Write the records out again, precisely as they stand.

== Given information ==

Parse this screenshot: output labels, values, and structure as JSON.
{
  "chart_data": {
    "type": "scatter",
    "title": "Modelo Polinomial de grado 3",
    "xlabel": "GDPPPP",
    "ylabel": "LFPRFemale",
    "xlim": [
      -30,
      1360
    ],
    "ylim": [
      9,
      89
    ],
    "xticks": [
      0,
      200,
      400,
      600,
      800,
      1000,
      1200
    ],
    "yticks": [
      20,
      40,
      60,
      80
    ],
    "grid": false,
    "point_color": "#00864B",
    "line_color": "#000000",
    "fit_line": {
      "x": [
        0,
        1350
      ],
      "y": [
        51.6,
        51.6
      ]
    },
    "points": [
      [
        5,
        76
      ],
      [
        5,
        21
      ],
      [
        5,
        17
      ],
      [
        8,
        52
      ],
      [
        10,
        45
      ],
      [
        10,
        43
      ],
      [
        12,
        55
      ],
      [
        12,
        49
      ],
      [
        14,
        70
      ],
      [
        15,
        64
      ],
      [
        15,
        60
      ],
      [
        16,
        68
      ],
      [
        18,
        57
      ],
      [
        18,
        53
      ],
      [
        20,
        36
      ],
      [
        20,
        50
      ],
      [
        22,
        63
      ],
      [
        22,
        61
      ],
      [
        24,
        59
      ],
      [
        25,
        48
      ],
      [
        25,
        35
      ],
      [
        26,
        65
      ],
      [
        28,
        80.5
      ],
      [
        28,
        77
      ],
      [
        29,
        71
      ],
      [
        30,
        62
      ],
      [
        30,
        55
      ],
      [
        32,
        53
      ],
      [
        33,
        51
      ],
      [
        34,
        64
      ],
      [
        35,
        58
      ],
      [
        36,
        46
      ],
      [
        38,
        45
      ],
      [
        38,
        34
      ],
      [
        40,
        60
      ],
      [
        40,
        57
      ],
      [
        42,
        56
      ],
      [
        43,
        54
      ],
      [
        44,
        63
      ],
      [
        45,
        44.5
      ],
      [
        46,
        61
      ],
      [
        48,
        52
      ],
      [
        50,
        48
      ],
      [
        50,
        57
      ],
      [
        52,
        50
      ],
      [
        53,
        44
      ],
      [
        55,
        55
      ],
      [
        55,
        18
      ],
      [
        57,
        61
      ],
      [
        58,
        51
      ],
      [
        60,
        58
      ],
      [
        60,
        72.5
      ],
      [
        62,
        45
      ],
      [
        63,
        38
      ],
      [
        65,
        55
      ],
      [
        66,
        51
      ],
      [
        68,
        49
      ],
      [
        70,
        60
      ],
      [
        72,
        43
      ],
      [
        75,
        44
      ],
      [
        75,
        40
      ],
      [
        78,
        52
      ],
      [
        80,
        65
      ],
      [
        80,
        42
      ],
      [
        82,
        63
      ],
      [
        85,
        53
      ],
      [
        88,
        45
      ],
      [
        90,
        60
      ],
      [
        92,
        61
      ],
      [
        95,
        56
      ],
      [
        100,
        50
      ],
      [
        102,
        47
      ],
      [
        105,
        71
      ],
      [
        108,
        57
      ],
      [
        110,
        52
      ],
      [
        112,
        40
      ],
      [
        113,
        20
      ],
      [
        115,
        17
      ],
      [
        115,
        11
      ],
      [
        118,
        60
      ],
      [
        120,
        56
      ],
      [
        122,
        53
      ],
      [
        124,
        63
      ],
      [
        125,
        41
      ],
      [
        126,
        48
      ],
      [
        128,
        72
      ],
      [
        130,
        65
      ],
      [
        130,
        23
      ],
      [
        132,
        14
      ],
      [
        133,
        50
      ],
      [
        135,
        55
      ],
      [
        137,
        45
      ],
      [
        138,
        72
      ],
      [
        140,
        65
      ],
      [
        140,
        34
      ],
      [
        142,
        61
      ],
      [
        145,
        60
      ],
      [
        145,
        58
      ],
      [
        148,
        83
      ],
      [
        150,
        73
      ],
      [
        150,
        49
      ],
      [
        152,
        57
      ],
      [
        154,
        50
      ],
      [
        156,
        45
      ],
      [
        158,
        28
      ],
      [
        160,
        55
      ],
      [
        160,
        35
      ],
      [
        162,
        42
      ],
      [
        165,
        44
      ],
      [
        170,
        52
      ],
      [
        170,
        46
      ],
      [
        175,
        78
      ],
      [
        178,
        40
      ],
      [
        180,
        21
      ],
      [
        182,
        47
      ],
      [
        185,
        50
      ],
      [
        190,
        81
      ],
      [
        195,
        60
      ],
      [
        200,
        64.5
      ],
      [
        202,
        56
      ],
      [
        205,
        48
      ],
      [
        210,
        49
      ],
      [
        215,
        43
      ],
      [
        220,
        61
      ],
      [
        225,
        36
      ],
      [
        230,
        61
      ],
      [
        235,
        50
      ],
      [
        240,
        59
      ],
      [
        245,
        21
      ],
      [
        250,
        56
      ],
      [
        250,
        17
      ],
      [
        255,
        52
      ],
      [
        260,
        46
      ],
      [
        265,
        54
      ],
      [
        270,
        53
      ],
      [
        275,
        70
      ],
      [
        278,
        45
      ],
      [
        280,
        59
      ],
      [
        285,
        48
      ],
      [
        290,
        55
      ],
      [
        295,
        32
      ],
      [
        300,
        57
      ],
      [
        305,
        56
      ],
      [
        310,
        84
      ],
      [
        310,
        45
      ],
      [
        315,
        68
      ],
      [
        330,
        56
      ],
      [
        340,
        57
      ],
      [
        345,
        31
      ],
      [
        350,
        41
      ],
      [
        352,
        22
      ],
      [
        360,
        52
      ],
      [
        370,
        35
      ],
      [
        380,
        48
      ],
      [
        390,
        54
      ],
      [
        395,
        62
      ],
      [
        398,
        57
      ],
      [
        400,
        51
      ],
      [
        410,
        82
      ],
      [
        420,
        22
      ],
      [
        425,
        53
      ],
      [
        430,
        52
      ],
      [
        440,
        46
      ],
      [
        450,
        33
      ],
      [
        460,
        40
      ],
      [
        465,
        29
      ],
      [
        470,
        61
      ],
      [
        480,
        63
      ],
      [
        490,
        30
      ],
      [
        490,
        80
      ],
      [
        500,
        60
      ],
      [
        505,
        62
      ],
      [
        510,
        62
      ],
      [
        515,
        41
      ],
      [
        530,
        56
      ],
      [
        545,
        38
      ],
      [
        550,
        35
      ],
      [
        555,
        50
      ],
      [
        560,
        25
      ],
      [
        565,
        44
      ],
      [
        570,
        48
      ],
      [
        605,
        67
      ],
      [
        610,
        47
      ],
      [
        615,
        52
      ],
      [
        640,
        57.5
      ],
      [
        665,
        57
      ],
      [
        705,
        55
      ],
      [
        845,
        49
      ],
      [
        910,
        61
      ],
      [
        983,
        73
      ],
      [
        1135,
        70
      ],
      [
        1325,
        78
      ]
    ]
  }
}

===

→ Solution:
Parse this screenshot: output labels, values, and structure as JSON.
{
  "chart_data": {
    "type": "scatter",
    "title": "Modelo Polinomial de grado 3",
    "xlabel": "GDPPPP",
    "ylabel": "LFPRFemale",
    "xlim": [
      -30,
      1360
    ],
    "ylim": [
      9,
      89
    ],
    "xticks": [
      0,
      200,
      400,
      600,
      800,
      1000,
      1200
    ],
    "yticks": [
      20,
      40,
      60,
      80
    ],
    "grid": false,
    "point_color": "#00864B",
    "line_color": "#000000",
    "fit_line": {
      "x": [
        0,
        1350
      ],
      "y": [
        51.6,
        51.6
      ]
    },
    "points": [
      [
        5,
        76
      ],
      [
        5,
        21
      ],
      [
        5,
        17
      ],
      [
        8,
        52
      ],
      [
        10,
        45
      ],
      [
        10,
        43
      ],
      [
        12,
        55
      ],
      [
        12,
        49
      ],
      [
        14,
        70
      ],
      [
        15,
        64
      ],
      [
        15,
        60
      ],
      [
        16,
        68
      ],
      [
        18,
        57
      ],
      [
        18,
        53
      ],
      [
        20,
        36
      ],
      [
        20,
        50
      ],
      [
        22,
        63
      ],
      [
        22,
        61
      ],
      [
        24,
        59
      ],
      [
        25,
        48
      ],
      [
        25,
        35
      ],
      [
        26,
        65
      ],
      [
        28,
        80.5
      ],
      [
        28,
        77
      ],
      [
        29,
        71
      ],
      [
        30,
        62
      ],
      [
        30,
        55
      ],
      [
        32,
        53
      ],
      [
        33,
        51
      ],
      [
        34,
        64
      ],
      [
        35,
        58
      ],
      [
        36,
        46
      ],
      [
        38,
        45
      ],
      [
        38,
        34
      ],
      [
        40,
        60
      ],
      [
        40,
        57
      ],
      [
        42,
        56
      ],
      [
        43,
        54
      ],
      [
        44,
        63
      ],
      [
        45,
        44.5
      ],
      [
        46,
        61
      ],
      [
        48,
        52
      ],
      [
        50,
        48
      ],
      [
        50,
        57
      ],
      [
        52,
        50
      ],
      [
        53,
        44
      ],
      [
        55,
        55
      ],
      [
        55,
        18
      ],
      [
        57,
        61
      ],
      [
        58,
        51
      ],
      [
        60,
        58
      ],
      [
        60,
        72.5
      ],
      [
        62,
        45
      ],
      [
        63,
        38
      ],
      [
        65,
        55
      ],
      [
        66,
        51
      ],
      [
        68,
        49
      ],
      [
        70,
        60
      ],
      [
        72,
        43
      ],
      [
        75,
        44
      ],
      [
        75,
        40
      ],
      [
        78,
        52
      ],
      [
        80,
        65
      ],
      [
        80,
        42
      ],
      [
        82,
        63
      ],
      [
        85,
        53
      ],
      [
        88,
        45
      ],
      [
        90,
        60
      ],
      [
        92,
        61
      ],
      [
        95,
        56
      ],
      [
        100,
        50
      ],
      [
        102,
        47
      ],
      [
        105,
        71
      ],
      [
        108,
        57
      ],
      [
        110,
        52
      ],
      [
        112,
        40
      ],
      [
        113,
        20
      ],
      [
        115,
        17
      ],
      [
        115,
        11
      ],
      [
        118,
        60
      ],
      [
        120,
        56
      ],
      [
        122,
        53
      ],
      [
        124,
        63
      ],
      [
        125,
        41
      ],
      [
        126,
        48
      ],
      [
        128,
        72
      ],
      [
        130,
        65
      ],
      [
        130,
        23
      ],
      [
        132,
        14
      ],
      [
        133,
        50
      ],
      [
        135,
        55
      ],
      [
        137,
        45
      ],
      [
        138,
        72
      ],
      [
        140,
        65
      ],
      [
        140,
        34
      ],
      [
        142,
        61
      ],
      [
        145,
        60
      ],
      [
        145,
        58
      ],
      [
        148,
        83
      ],
      [
        150,
        73
      ],
      [
        150,
        49
      ],
      [
        152,
        57
      ],
      [
        154,
        50
      ],
      [
        156,
        45
      ],
      [
        158,
        28
      ],
      [
        160,
        55
      ],
      [
        160,
        35
      ],
      [
        162,
        42
      ],
      [
        165,
        44
      ],
      [
        170,
        52
      ],
      [
        170,
        46
      ],
      [
        175,
        78
      ],
      [
        178,
        40
      ],
      [
        180,
        21
      ],
      [
        182,
        47
      ],
      [
        185,
        50
      ],
      [
        190,
        81
      ],
      [
        195,
        60
      ],
      [
        200,
        64.5
      ],
      [
        202,
        56
      ],
      [
        205,
        48
      ],
      [
        210,
        49
      ],
      [
        215,
        43
      ],
      [
        220,
        61
      ],
      [
        225,
        36
      ],
      [
        230,
        61
      ],
      [
        235,
        50
      ],
      [
        240,
        59
      ],
      [
        245,
        21
      ],
      [
        250,
        56
      ],
      [
        250,
        17
      ],
      [
        255,
        52
      ],
      [
        260,
        46
      ],
      [
        265,
        54
      ],
      [
        270,
        53
      ],
      [
        275,
        70
      ],
      [
        278,
        45
      ],
      [
        280,
        59
      ],
      [
        285,
        48
      ],
      [
        290,
        55
      ],
      [
        295,
        32
      ],
      [
        300,
        57
      ],
      [
        305,
        56
      ],
      [
        310,
        84
      ],
      [
        310,
        45
      ],
      [
        315,
        68
      ],
      [
        330,
        56
      ],
      [
        340,
        57
      ],
      [
        345,
        31
      ],
      [
        350,
        41
      ],
      [
        352,
        22
      ],
      [
        360,
        52
      ],
      [
        370,
        35
      ],
      [
        380,
        48
      ],
      [
        390,
        54
      ],
      [
        395,
        62
      ],
      [
        398,
        57
      ],
      [
        400,
        51
      ],
      [
        410,
        82
      ],
      [
        420,
        22
      ],
      [
        425,
        53
      ],
      [
        430,
        52
      ],
      [
        440,
        46
      ],
      [
        450,
        33
      ],
      [
        460,
        40
      ],
      [
        465,
        29
      ],
      [
        470,
        61
      ],
      [
        480,
        63
      ],
      [
        490,
        30
      ],
      [
        490,
        80
      ],
      [
        500,
        60
      ],
      [
        505,
        62
      ],
      [
        510,
        62
      ],
      [
        515,
        41
      ],
      [
        530,
        56
      ],
      [
        545,
        38
      ],
      [
        550,
        35
      ],
      [
        555,
        50
      ],
      [
        560,
        25
      ],
      [
        565,
        44
      ],
      [
        570,
        48
      ],
      [
        605,
        67
      ],
      [
        610,
        47
      ],
      [
        615,
        52
      ],
      [
        640,
        57.5
      ],
      [
        665,
        57
      ],
      [
        705,
        55
      ],
      [
        845,
        49
      ],
      [
        910,
        61
      ],
      [
        983,
        73
      ],
      [
        1135,
        70
      ],
      [
        1325,
        78
      ]
    ]
  }
}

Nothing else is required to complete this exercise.